REQUIRED WORK
Search the records for "checked" and copy each line that holds it.

EXTRACTED INFORMATION
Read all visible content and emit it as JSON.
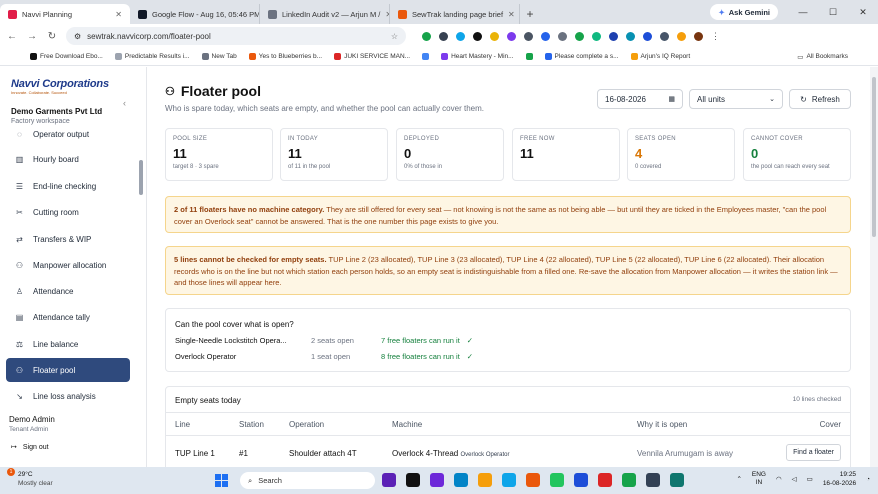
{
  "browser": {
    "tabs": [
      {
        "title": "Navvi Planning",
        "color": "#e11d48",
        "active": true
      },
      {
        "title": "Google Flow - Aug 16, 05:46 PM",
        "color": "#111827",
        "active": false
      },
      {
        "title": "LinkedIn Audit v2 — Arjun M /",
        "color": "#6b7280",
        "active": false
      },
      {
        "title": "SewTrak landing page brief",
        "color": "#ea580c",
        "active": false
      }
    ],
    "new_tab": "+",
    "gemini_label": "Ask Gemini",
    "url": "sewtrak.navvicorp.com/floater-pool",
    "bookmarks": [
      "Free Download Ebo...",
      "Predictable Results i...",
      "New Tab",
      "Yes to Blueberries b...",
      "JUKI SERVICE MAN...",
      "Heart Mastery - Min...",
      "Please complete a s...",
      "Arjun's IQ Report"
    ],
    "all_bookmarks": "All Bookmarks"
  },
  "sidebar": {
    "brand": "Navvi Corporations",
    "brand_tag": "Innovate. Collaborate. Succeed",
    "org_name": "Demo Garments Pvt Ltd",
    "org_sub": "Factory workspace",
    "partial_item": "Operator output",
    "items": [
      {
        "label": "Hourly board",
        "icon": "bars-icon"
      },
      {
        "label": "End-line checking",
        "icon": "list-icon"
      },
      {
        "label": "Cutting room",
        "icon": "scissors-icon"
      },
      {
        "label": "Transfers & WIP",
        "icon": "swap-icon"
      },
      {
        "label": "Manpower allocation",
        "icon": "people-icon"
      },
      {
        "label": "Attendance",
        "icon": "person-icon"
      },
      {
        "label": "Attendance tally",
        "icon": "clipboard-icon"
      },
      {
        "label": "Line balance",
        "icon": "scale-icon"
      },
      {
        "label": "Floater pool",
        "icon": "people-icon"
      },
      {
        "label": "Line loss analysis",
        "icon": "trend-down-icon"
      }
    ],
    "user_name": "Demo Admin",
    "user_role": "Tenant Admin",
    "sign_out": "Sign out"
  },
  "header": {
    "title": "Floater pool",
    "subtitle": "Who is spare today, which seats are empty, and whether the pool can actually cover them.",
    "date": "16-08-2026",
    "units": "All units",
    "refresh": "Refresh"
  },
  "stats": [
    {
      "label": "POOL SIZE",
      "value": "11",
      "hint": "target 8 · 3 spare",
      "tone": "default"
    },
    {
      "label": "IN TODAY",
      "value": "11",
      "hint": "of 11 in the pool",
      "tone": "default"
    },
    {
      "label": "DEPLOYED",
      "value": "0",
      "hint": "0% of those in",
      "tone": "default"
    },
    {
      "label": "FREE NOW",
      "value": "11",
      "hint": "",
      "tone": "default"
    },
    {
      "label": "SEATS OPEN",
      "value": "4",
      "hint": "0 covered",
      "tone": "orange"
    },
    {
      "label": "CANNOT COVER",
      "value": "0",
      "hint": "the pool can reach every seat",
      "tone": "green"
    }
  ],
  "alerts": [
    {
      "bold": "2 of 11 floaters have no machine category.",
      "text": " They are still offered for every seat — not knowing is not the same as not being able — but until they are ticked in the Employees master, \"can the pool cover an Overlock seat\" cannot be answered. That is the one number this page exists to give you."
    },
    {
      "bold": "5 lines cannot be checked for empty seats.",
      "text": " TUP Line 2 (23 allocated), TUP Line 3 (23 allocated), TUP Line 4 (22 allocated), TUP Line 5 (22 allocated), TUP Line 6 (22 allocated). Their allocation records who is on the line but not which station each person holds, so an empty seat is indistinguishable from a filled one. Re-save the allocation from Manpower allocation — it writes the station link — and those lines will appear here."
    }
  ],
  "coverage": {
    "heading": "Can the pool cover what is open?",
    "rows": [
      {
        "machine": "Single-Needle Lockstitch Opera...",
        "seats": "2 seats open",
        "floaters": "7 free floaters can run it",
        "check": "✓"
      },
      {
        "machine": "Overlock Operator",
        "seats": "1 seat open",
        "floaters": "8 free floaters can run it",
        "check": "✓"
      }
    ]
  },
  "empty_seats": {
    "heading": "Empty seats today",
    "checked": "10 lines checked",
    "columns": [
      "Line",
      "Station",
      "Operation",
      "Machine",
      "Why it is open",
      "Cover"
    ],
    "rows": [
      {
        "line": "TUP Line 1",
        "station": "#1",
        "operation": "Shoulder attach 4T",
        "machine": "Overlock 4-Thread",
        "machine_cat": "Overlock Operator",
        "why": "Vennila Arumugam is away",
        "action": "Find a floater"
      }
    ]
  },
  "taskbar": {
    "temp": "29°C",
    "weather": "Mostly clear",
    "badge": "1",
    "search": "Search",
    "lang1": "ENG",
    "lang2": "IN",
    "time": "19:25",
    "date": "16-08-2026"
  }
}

CORRECT RESULT
      "bold": "5 lines cannot be checked for empty seats.",
    "checked": "10 lines checked",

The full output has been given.